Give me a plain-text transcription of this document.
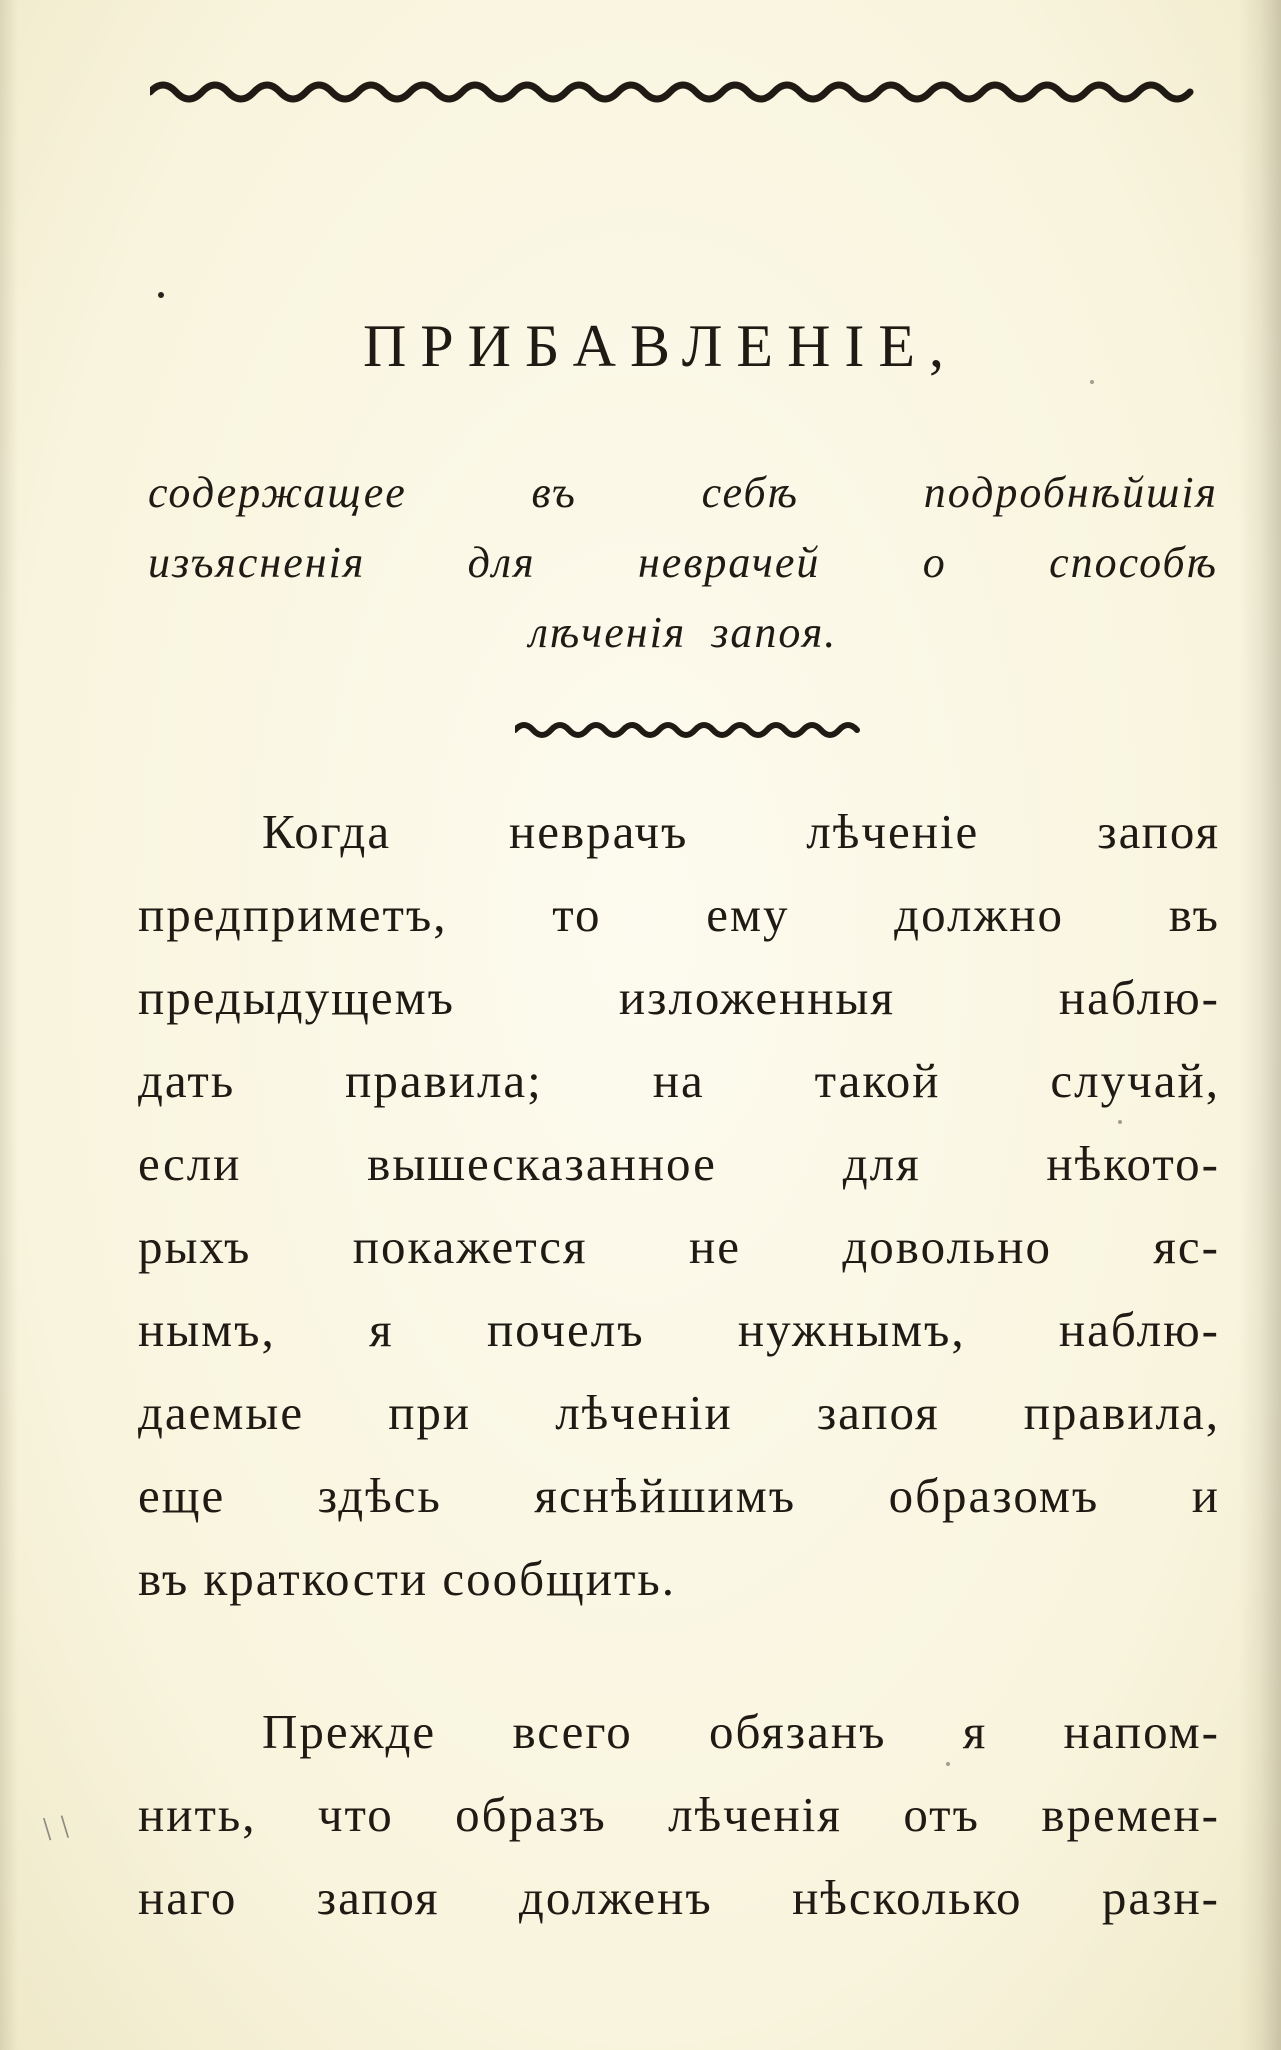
ПРИБАВЛЕНІЕ,
содержащее въ себѣ подробнѣйшія
изъясненія для неврачей о способѣ
лѣченія запоя.
Когда неврачъ лѣченіе запоя
предприметъ, то ему должно въ
предыдущемъ изложенныя наблю-
дать правила; на такой случай,
если вышесказанное для нѣкото-
рыхъ покажется не довольно яс-
нымъ, я почелъ нужнымъ, наблю-
даемые при лѣченіи запоя правила,
еще здѣсь яснѣйшимъ образомъ и
въ краткости сообщить.
Прежде всего обязанъ я напом-
нить, что образъ лѣченія отъ времен-
наго запоя долженъ нѣсколько разн-
\ \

■ **Request**
Retype the whole listing exactly and leave the pictures out.

■ **Answer to the exercise**
Give me a plain-text transcription of this document.
ПРИБАВЛЕНІЕ,
содержащее въ себѣ подробнѣйшія
изъясненія для неврачей о способѣ
лѣченія запоя.
Когда неврачъ лѣченіе запоя
предприметъ, то ему должно въ
предыдущемъ изложенныя наблю-
дать правила; на такой случай,
если вышесказанное для нѣкото-
рыхъ покажется не довольно яс-
нымъ, я почелъ нужнымъ, наблю-
даемые при лѣченіи запоя правила,
еще здѣсь яснѣйшимъ образомъ и
въ краткости сообщить.
Прежде всего обязанъ я напом-
нить, что образъ лѣченія отъ времен-
наго запоя долженъ нѣсколько разн-
\ \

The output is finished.